→ **Exercise materials**:
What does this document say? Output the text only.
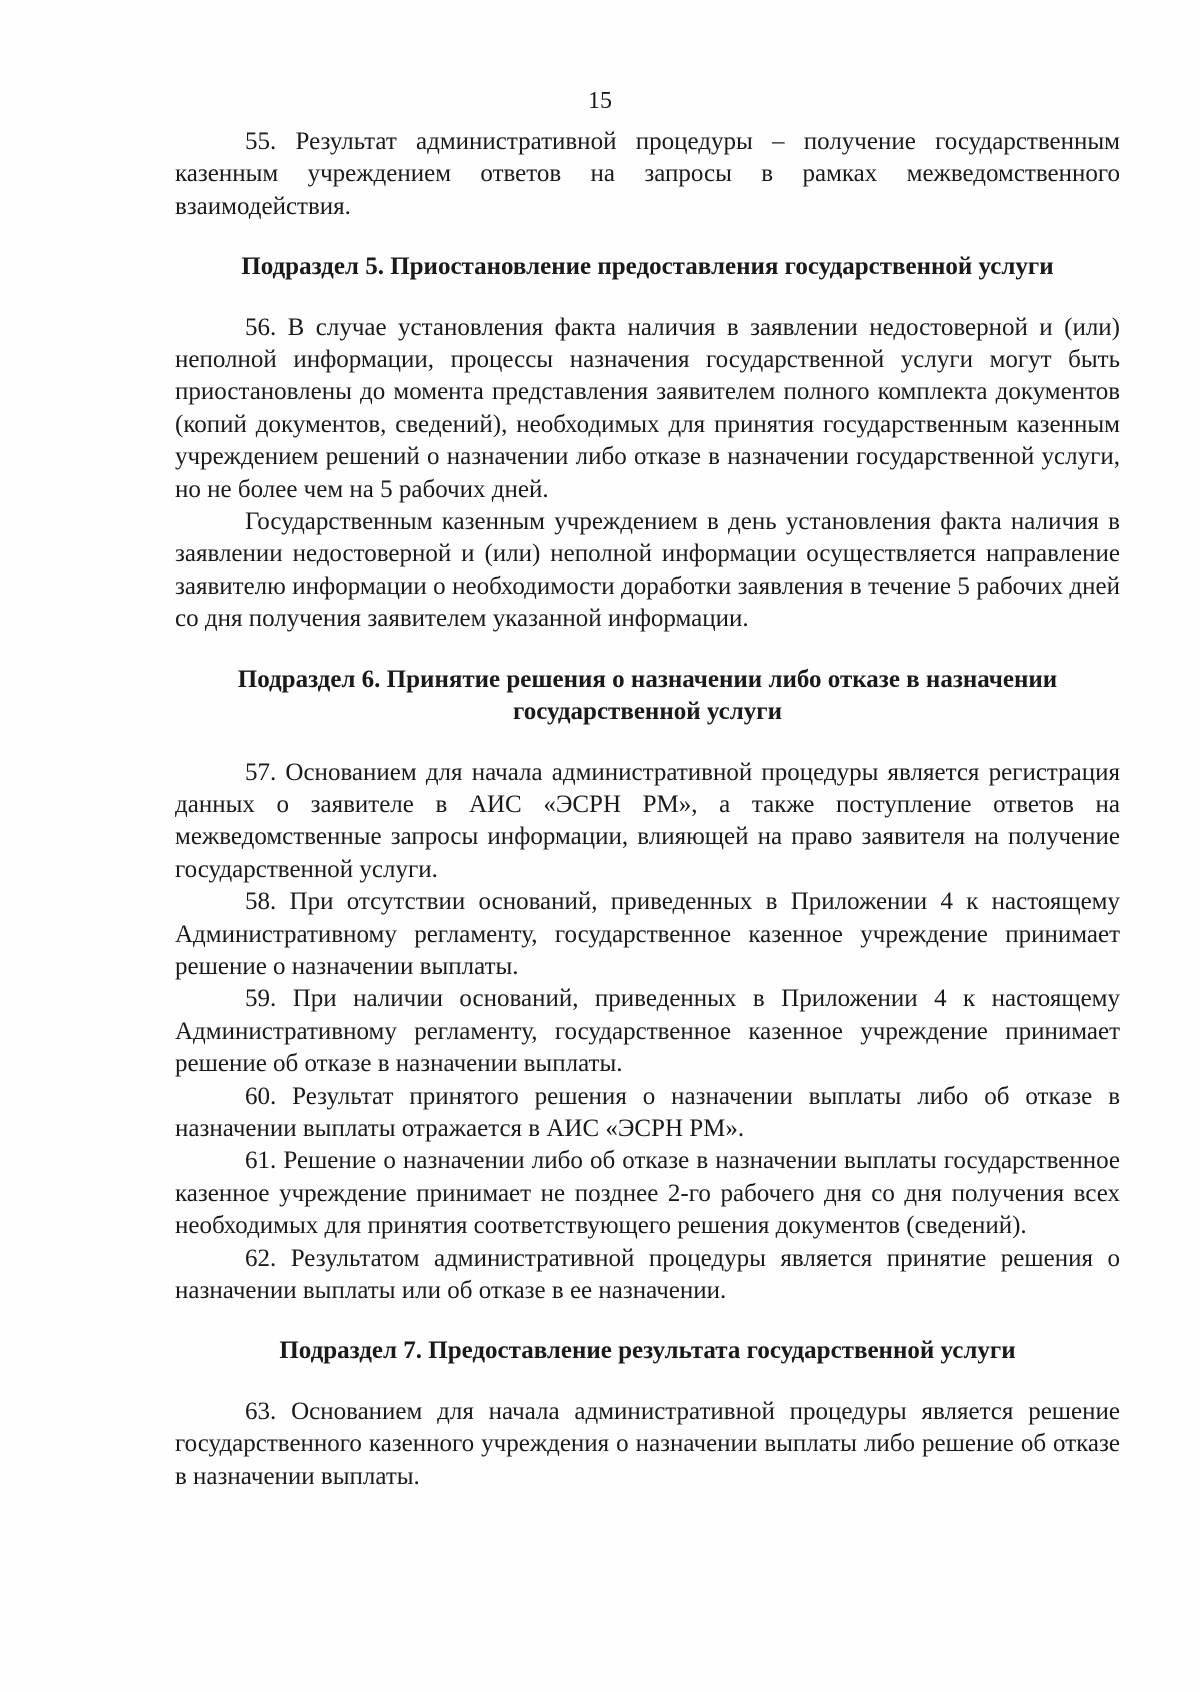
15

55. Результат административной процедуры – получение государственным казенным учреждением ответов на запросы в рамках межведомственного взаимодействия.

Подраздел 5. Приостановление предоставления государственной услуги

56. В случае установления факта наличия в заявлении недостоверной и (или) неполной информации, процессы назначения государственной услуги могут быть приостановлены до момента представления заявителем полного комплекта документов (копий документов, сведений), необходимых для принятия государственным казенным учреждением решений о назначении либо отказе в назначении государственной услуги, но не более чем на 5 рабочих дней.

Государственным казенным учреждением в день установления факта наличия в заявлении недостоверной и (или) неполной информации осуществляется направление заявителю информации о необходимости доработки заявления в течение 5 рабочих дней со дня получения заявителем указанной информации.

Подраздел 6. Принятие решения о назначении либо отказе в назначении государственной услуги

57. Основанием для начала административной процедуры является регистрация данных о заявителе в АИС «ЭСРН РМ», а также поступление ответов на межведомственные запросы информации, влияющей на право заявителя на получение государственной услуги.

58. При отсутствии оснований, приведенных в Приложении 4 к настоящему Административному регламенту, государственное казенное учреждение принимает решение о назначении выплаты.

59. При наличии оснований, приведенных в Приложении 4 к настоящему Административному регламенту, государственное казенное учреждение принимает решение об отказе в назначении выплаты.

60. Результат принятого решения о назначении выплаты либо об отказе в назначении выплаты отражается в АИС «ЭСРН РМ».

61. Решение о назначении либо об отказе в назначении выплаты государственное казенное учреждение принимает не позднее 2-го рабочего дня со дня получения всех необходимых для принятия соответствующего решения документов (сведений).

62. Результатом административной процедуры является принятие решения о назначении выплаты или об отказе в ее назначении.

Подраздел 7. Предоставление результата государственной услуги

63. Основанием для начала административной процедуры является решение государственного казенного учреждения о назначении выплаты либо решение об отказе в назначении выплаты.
---
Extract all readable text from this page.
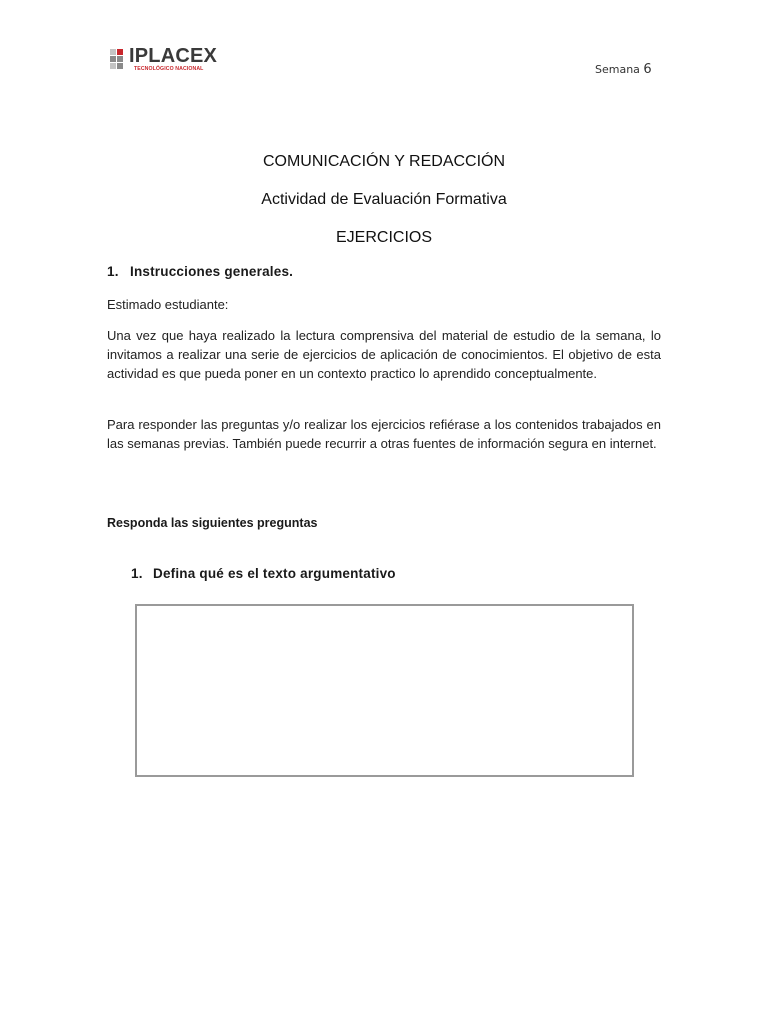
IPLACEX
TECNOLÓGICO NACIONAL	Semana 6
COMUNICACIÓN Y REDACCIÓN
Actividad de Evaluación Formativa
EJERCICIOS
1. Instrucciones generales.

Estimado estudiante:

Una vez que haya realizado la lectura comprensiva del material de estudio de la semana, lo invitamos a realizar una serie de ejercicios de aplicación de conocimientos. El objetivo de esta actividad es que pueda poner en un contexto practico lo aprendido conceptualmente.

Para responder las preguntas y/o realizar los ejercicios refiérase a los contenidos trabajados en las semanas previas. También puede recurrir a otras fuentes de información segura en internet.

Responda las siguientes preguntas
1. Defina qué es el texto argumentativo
--
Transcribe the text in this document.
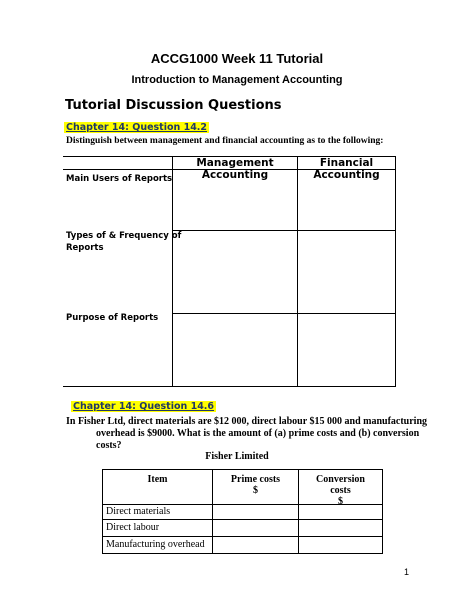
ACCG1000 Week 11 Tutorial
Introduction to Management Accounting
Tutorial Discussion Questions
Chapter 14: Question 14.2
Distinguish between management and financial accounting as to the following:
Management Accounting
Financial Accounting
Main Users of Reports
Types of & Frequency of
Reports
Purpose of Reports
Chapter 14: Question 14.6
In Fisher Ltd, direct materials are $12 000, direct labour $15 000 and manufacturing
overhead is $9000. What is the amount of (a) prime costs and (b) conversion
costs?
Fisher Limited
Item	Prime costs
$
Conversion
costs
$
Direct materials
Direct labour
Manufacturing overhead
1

→ **Work to do**:
Go through the listing above line by line and say how many lines hold the word "labour". Reply with that number only.

→ **Output for this task**:
2